▶ **Exercise objective**
Go through the entries below and copy every line that holds the word "before".

▶ **Page transcription records**
•••••

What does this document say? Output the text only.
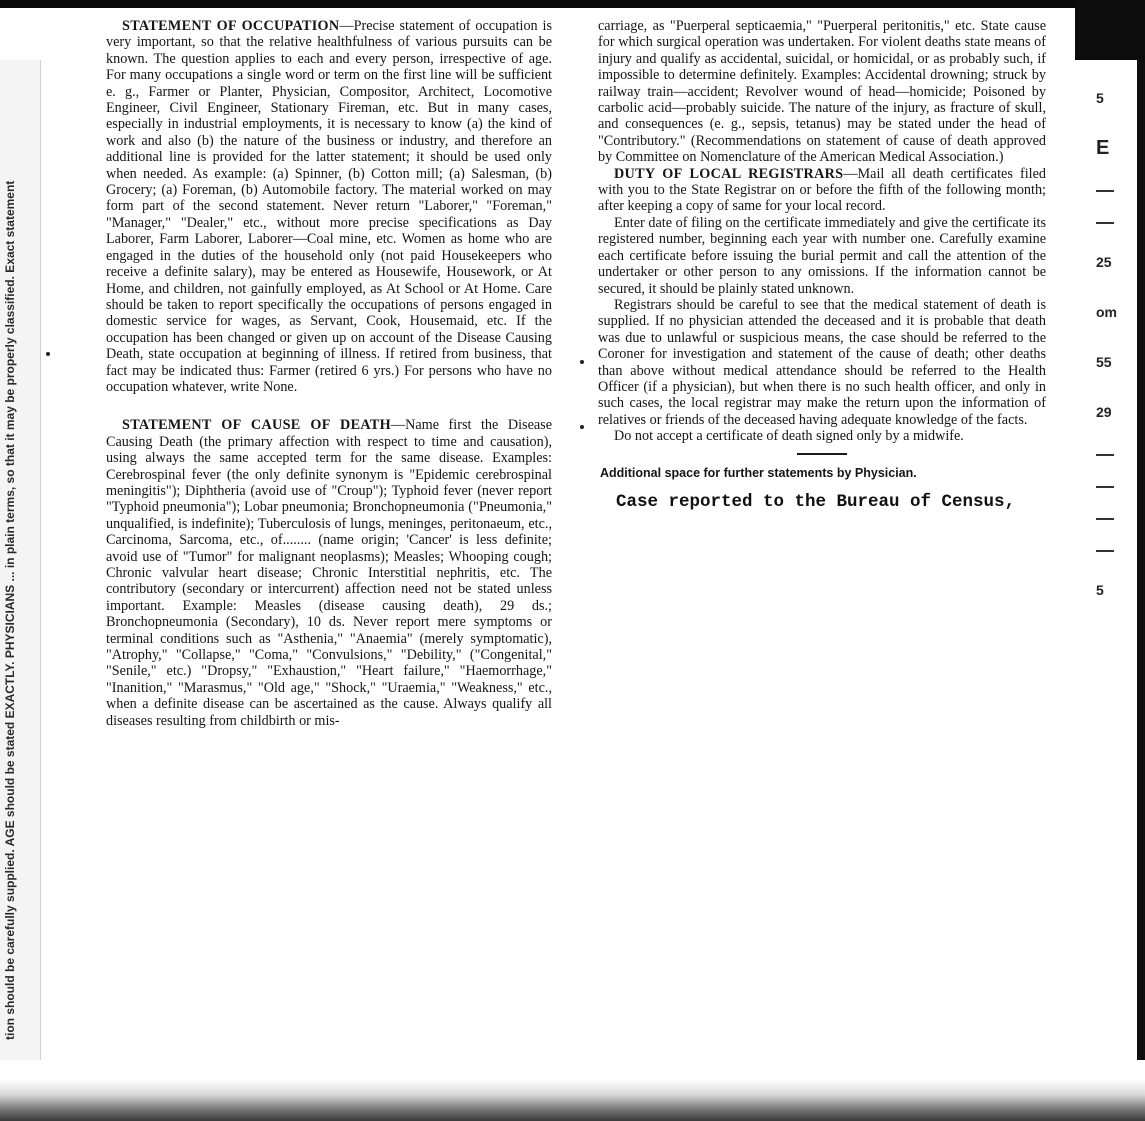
tion should be carefully supplied. AGE should be stated EXACTLY. PHYSICIANS ... in plain terms, so that it may be properly classified. Exact statement

STATEMENT OF OCCUPATION—Precise statement of occupation is very important, so that the relative healthfulness of various pursuits can be known. The question applies to each and every person, irrespective of age. For many occupations a single word or term on the first line will be sufficient e. g., Farmer or Planter, Physician, Compositor, Architect, Locomotive Engineer, Civil Engineer, Stationary Fireman, etc. But in many cases, especially in industrial employments, it is necessary to know (a) the kind of work and also (b) the nature of the business or industry, and therefore an additional line is provided for the latter statement; it should be used only when needed. As example: (a) Spinner, (b) Cotton mill; (a) Salesman, (b) Grocery; (a) Foreman, (b) Automobile factory. The material worked on may form part of the second statement. Never return "Laborer," "Foreman," "Manager," "Dealer," etc., without more precise specifications as Day Laborer, Farm Laborer, Laborer—Coal mine, etc. Women as home who are engaged in the duties of the household only (not paid Housekeepers who receive a definite salary), may be entered as Housewife, Housework, or At Home, and children, not gainfully employed, as At School or At Home. Care should be taken to report specifically the occupations of persons engaged in domestic service for wages, as Servant, Cook, Housemaid, etc. If the occupation has been changed or given up on account of the Disease Causing Death, state occupation at beginning of illness. If retired from business, that fact may be indicated thus: Farmer (retired 6 yrs.) For persons who have no occupation whatever, write None.

STATEMENT OF CAUSE OF DEATH—Name first the Disease Causing Death (the primary affection with respect to time and causation), using always the same accepted term for the same disease. Examples: Cerebrospinal fever (the only definite synonym is "Epidemic cerebrospinal meningitis"); Diphtheria (avoid use of "Croup"); Typhoid fever (never report "Typhoid pneumonia"); Lobar pneumonia; Bronchopneumonia ("Pneumonia," unqualified, is indefinite); Tuberculosis of lungs, meninges, peritonaeum, etc., Carcinoma, Sarcoma, etc., of........ (name origin; 'Cancer' is less definite; avoid use of "Tumor" for malignant neoplasms); Measles; Whooping cough; Chronic valvular heart disease; Chronic Interstitial nephritis, etc. The contributory (secondary or intercurrent) affection need not be stated unless important. Example: Measles (disease causing death), 29 ds.; Bronchopneumonia (Secondary), 10 ds. Never report mere symptoms or terminal conditions such as "Asthenia," "Anaemia" (merely symptomatic), "Atrophy," "Collapse," "Coma," "Convulsions," "Debility," ("Congenital," "Senile," etc.) "Dropsy," "Exhaustion," "Heart failure," "Haemorrhage," "Inanition," "Marasmus," "Old age," "Shock," "Uraemia," "Weakness," etc., when a definite disease can be ascertained as the cause. Always qualify all diseases resulting from childbirth or mis-

carriage, as "Puerperal septicaemia," "Puerperal peritonitis," etc. State cause for which surgical operation was undertaken. For violent deaths state means of injury and qualify as accidental, suicidal, or homicidal, or as probably such, if impossible to determine definitely. Examples: Accidental drowning; struck by railway train—accident; Revolver wound of head—homicide; Poisoned by carbolic acid—probably suicide. The nature of the injury, as fracture of skull, and consequences (e. g., sepsis, tetanus) may be stated under the head of "Contributory." (Recommendations on statement of cause of death approved by Committee on Nomenclature of the American Medical Association.)

DUTY OF LOCAL REGISTRARS—Mail all death certificates filed with you to the State Registrar on or before the fifth of the following month; after keeping a copy of same for your local record.

Enter date of filing on the certificate immediately and give the certificate its registered number, beginning each year with number one. Carefully examine each certificate before issuing the burial permit and call the attention of the undertaker or other person to any omissions. If the information cannot be secured, it should be plainly stated unknown.

Registrars should be careful to see that the medical statement of death is supplied. If no physician attended the deceased and it is probable that death was due to unlawful or suspicious means, the case should be referred to the Coroner for investigation and statement of the cause of death; other deaths than above without medical attendance should be referred to the Health Officer (if a physician), but when there is no such health officer, and only in such cases, the local registrar may make the return upon the information of relatives or friends of the deceased having adequate knowledge of the facts.

Do not accept a certificate of death signed only by a midwife.

Additional space for further statements by Physician.
Case reported to the Bureau of Census,
5
E
25
om
55
29
5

•••••

▶ **Reply to the task**
DUTY OF LOCAL REGISTRARS—Mail all death certificates filed with you to the State Registrar on or before the fifth of the following month; after keeping a copy of same for your local record.
Enter date of filing on the certificate immediately and give the certificate its registered number, beginning each year with number one. Carefully examine each certificate before issuing the burial permit and call the attention of the undertaker or other person to any omissions. If the information cannot be secured, it should be plainly stated unknown.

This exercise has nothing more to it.